REQUIREMENT: Check each line of the material below for "欺负弱小", then copy the ones that contain it.

(Data entries for graphics)
^^^^^^^^^^^^^^^^

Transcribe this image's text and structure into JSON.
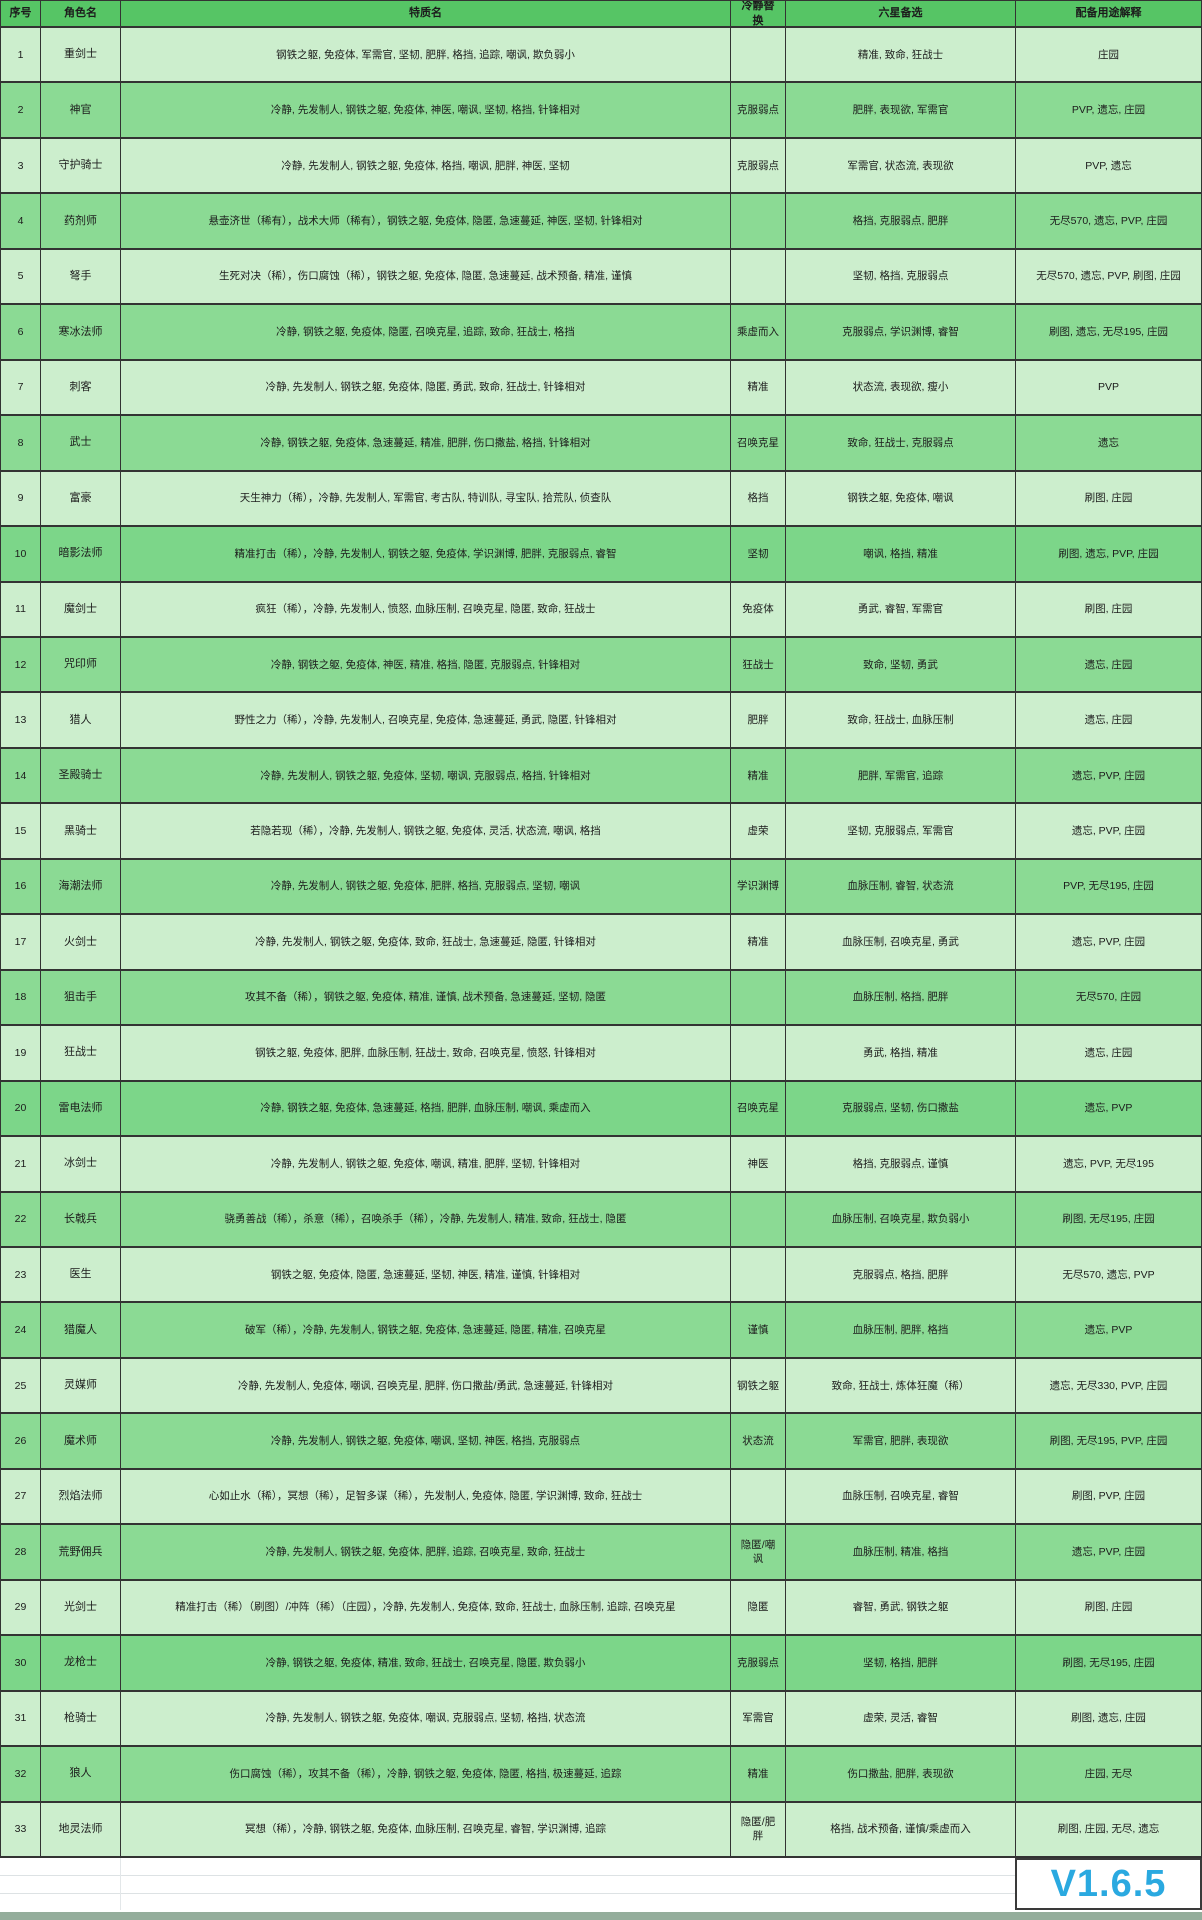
{
  "version_label": "V1.6.5",
  "colors": {
    "header-bg": "#56c565",
    "row-light": "#cceecd",
    "row-dark": "#8bda94",
    "row-highlight": "#7cd689",
    "version-blue": "#2aa9e0",
    "strip-green": "#94ad9b"
  },
  "table": {
    "headers": [
      "序号",
      "角色名",
      "特质名",
      "冷静替换",
      "六星备选",
      "配备用途解释"
    ],
    "highlighted_rows": [
      10,
      20,
      30
    ],
    "rows": [
      {
        "no": "1",
        "name": "重剑士",
        "traits": "钢铁之躯, 免疫体, 军需官, 坚韧, 肥胖, 格挡, 追踪, 嘲讽, 欺负弱小",
        "calm": "",
        "six": "精准, 致命, 狂战士",
        "use": "庄园"
      },
      {
        "no": "2",
        "name": "神官",
        "traits": "冷静, 先发制人, 钢铁之躯, 免疫体, 神医, 嘲讽, 坚韧, 格挡, 针锋相对",
        "calm": "克服弱点",
        "six": "肥胖, 表现欲, 军需官",
        "use": "PVP, 遗忘, 庄园"
      },
      {
        "no": "3",
        "name": "守护骑士",
        "traits": "冷静, 先发制人, 钢铁之躯, 免疫体, 格挡, 嘲讽, 肥胖, 神医, 坚韧",
        "calm": "克服弱点",
        "six": "军需官, 状态流, 表现欲",
        "use": "PVP, 遗忘"
      },
      {
        "no": "4",
        "name": "药剂师",
        "traits": "悬壶济世（稀有），战术大师（稀有），钢铁之躯, 免疫体, 隐匿, 急速蔓延, 神医, 坚韧, 针锋相对",
        "calm": "",
        "six": "格挡, 克服弱点, 肥胖",
        "use": "无尽570, 遗忘, PVP, 庄园"
      },
      {
        "no": "5",
        "name": "弩手",
        "traits": "生死对决（稀），伤口腐蚀（稀），钢铁之躯, 免疫体, 隐匿, 急速蔓延, 战术预备, 精准, 谨慎",
        "calm": "",
        "six": "坚韧, 格挡, 克服弱点",
        "use": "无尽570, 遗忘, PVP, 刷图, 庄园"
      },
      {
        "no": "6",
        "name": "寒冰法师",
        "traits": "冷静, 钢铁之躯, 免疫体, 隐匿, 召唤克星, 追踪, 致命, 狂战士, 格挡",
        "calm": "乘虚而入",
        "six": "克服弱点, 学识渊博, 睿智",
        "use": "刷图, 遗忘, 无尽195, 庄园"
      },
      {
        "no": "7",
        "name": "刺客",
        "traits": "冷静, 先发制人, 钢铁之躯, 免疫体, 隐匿, 勇武, 致命, 狂战士, 针锋相对",
        "calm": "精准",
        "six": "状态流, 表现欲, 瘦小",
        "use": "PVP"
      },
      {
        "no": "8",
        "name": "武士",
        "traits": "冷静, 钢铁之躯, 免疫体, 急速蔓延, 精准, 肥胖, 伤口撒盐, 格挡, 针锋相对",
        "calm": "召唤克星",
        "six": "致命, 狂战士, 克服弱点",
        "use": "遗忘"
      },
      {
        "no": "9",
        "name": "富豪",
        "traits": "天生神力（稀），冷静, 先发制人, 军需官, 考古队, 特训队, 寻宝队, 拾荒队, 侦查队",
        "calm": "格挡",
        "six": "钢铁之躯, 免疫体, 嘲讽",
        "use": "刷图, 庄园"
      },
      {
        "no": "10",
        "name": "暗影法师",
        "traits": "精准打击（稀），冷静, 先发制人, 钢铁之躯, 免疫体, 学识渊博, 肥胖, 克服弱点, 睿智",
        "calm": "坚韧",
        "six": "嘲讽, 格挡, 精准",
        "use": "刷图, 遗忘, PVP, 庄园"
      },
      {
        "no": "11",
        "name": "魔剑士",
        "traits": "疯狂（稀），冷静, 先发制人, 愤怒, 血脉压制, 召唤克星, 隐匿, 致命, 狂战士",
        "calm": "免疫体",
        "six": "勇武, 睿智, 军需官",
        "use": "刷图, 庄园"
      },
      {
        "no": "12",
        "name": "咒印师",
        "traits": "冷静, 钢铁之躯, 免疫体, 神医, 精准, 格挡, 隐匿, 克服弱点, 针锋相对",
        "calm": "狂战士",
        "six": "致命, 坚韧, 勇武",
        "use": "遗忘, 庄园"
      },
      {
        "no": "13",
        "name": "猎人",
        "traits": "野性之力（稀），冷静, 先发制人, 召唤克星, 免疫体, 急速蔓延, 勇武, 隐匿, 针锋相对",
        "calm": "肥胖",
        "six": "致命, 狂战士, 血脉压制",
        "use": "遗忘, 庄园"
      },
      {
        "no": "14",
        "name": "圣殿骑士",
        "traits": "冷静, 先发制人, 钢铁之躯, 免疫体, 坚韧, 嘲讽, 克服弱点, 格挡, 针锋相对",
        "calm": "精准",
        "six": "肥胖, 军需官, 追踪",
        "use": "遗忘, PVP, 庄园"
      },
      {
        "no": "15",
        "name": "黑骑士",
        "traits": "若隐若现（稀），冷静, 先发制人, 钢铁之躯, 免疫体, 灵活, 状态流, 嘲讽, 格挡",
        "calm": "虚荣",
        "six": "坚韧, 克服弱点, 军需官",
        "use": "遗忘, PVP, 庄园"
      },
      {
        "no": "16",
        "name": "海潮法师",
        "traits": "冷静, 先发制人, 钢铁之躯, 免疫体, 肥胖, 格挡, 克服弱点, 坚韧, 嘲讽",
        "calm": "学识渊博",
        "six": "血脉压制, 睿智, 状态流",
        "use": "PVP, 无尽195, 庄园"
      },
      {
        "no": "17",
        "name": "火剑士",
        "traits": "冷静, 先发制人, 钢铁之躯, 免疫体, 致命, 狂战士, 急速蔓延, 隐匿, 针锋相对",
        "calm": "精准",
        "six": "血脉压制, 召唤克星, 勇武",
        "use": "遗忘, PVP, 庄园"
      },
      {
        "no": "18",
        "name": "狙击手",
        "traits": "攻其不备（稀），钢铁之躯, 免疫体, 精准, 谨慎, 战术预备, 急速蔓延, 坚韧, 隐匿",
        "calm": "",
        "six": "血脉压制, 格挡, 肥胖",
        "use": "无尽570, 庄园"
      },
      {
        "no": "19",
        "name": "狂战士",
        "traits": "钢铁之躯, 免疫体, 肥胖, 血脉压制, 狂战士, 致命, 召唤克星, 愤怒, 针锋相对",
        "calm": "",
        "six": "勇武, 格挡, 精准",
        "use": "遗忘, 庄园"
      },
      {
        "no": "20",
        "name": "雷电法师",
        "traits": "冷静, 钢铁之躯, 免疫体, 急速蔓延, 格挡, 肥胖, 血脉压制, 嘲讽, 乘虚而入",
        "calm": "召唤克星",
        "six": "克服弱点, 坚韧, 伤口撒盐",
        "use": "遗忘, PVP"
      },
      {
        "no": "21",
        "name": "冰剑士",
        "traits": "冷静, 先发制人, 钢铁之躯, 免疫体, 嘲讽, 精准, 肥胖, 坚韧, 针锋相对",
        "calm": "神医",
        "six": "格挡, 克服弱点, 谨慎",
        "use": "遗忘, PVP, 无尽195"
      },
      {
        "no": "22",
        "name": "长戟兵",
        "traits": "骁勇善战（稀），杀意（稀），召唤杀手（稀），冷静, 先发制人, 精准, 致命, 狂战士, 隐匿",
        "calm": "",
        "six": "血脉压制, 召唤克星, 欺负弱小",
        "use": "刷图, 无尽195, 庄园"
      },
      {
        "no": "23",
        "name": "医生",
        "traits": "钢铁之躯, 免疫体, 隐匿, 急速蔓延, 坚韧, 神医, 精准, 谨慎, 针锋相对",
        "calm": "",
        "six": "克服弱点, 格挡, 肥胖",
        "use": "无尽570, 遗忘, PVP"
      },
      {
        "no": "24",
        "name": "猎魔人",
        "traits": "破军（稀），冷静, 先发制人, 钢铁之躯, 免疫体, 急速蔓延, 隐匿, 精准, 召唤克星",
        "calm": "谨慎",
        "six": "血脉压制, 肥胖, 格挡",
        "use": "遗忘, PVP"
      },
      {
        "no": "25",
        "name": "灵媒师",
        "traits": "冷静, 先发制人, 免疫体, 嘲讽, 召唤克星, 肥胖, 伤口撒盐/勇武, 急速蔓延, 针锋相对",
        "calm": "钢铁之躯",
        "six": "致命, 狂战士, 炼体狂魔（稀）",
        "use": "遗忘, 无尽330, PVP, 庄园"
      },
      {
        "no": "26",
        "name": "魔术师",
        "traits": "冷静, 先发制人, 钢铁之躯, 免疫体, 嘲讽, 坚韧, 神医, 格挡, 克服弱点",
        "calm": "状态流",
        "six": "军需官, 肥胖, 表现欲",
        "use": "刷图, 无尽195, PVP, 庄园"
      },
      {
        "no": "27",
        "name": "烈焰法师",
        "traits": "心如止水（稀），冥想（稀），足智多谋（稀），先发制人, 免疫体, 隐匿, 学识渊博, 致命, 狂战士",
        "calm": "",
        "six": "血脉压制, 召唤克星, 睿智",
        "use": "刷图, PVP, 庄园"
      },
      {
        "no": "28",
        "name": "荒野佣兵",
        "traits": "冷静, 先发制人, 钢铁之躯, 免疫体, 肥胖, 追踪, 召唤克星, 致命, 狂战士",
        "calm": "隐匿/嘲讽",
        "six": "血脉压制, 精准, 格挡",
        "use": "遗忘, PVP, 庄园"
      },
      {
        "no": "29",
        "name": "光剑士",
        "traits": "精准打击（稀）（刷图）/冲阵（稀）（庄园），冷静, 先发制人, 免疫体, 致命, 狂战士, 血脉压制, 追踪, 召唤克星",
        "calm": "隐匿",
        "six": "睿智, 勇武, 钢铁之躯",
        "use": "刷图, 庄园"
      },
      {
        "no": "30",
        "name": "龙枪士",
        "traits": "冷静, 钢铁之躯, 免疫体, 精准, 致命, 狂战士, 召唤克星, 隐匿, 欺负弱小",
        "calm": "克服弱点",
        "six": "坚韧, 格挡, 肥胖",
        "use": "刷图, 无尽195, 庄园"
      },
      {
        "no": "31",
        "name": "枪骑士",
        "traits": "冷静, 先发制人, 钢铁之躯, 免疫体, 嘲讽, 克服弱点, 坚韧, 格挡, 状态流",
        "calm": "军需官",
        "six": "虚荣, 灵活, 睿智",
        "use": "刷图, 遗忘, 庄园"
      },
      {
        "no": "32",
        "name": "狼人",
        "traits": "伤口腐蚀（稀），攻其不备（稀），冷静, 钢铁之躯, 免疫体, 隐匿, 格挡, 极速蔓延, 追踪",
        "calm": "精准",
        "six": "伤口撒盐, 肥胖, 表现欲",
        "use": "庄园, 无尽"
      },
      {
        "no": "33",
        "name": "地灵法师",
        "traits": "冥想（稀），冷静, 钢铁之躯, 免疫体, 血脉压制, 召唤克星, 睿智, 学识渊博, 追踪",
        "calm": "隐匿/肥胖",
        "six": "格挡, 战术预备, 谨慎/乘虚而入",
        "use": "刷图, 庄园, 无尽, 遗忘"
      }
    ]
  }
}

^^^^^^^^^^^^^^^^

REPLY TO THE TASK:
        "traits": "钢铁之躯, 免疫体, 军需官, 坚韧, 肥胖, 格挡, 追踪, 嘲讽, 欺负弱小",
        "six": "血脉压制, 召唤克星, 欺负弱小",
        "traits": "冷静, 钢铁之躯, 免疫体, 精准, 致命, 狂战士, 召唤克星, 隐匿, 欺负弱小",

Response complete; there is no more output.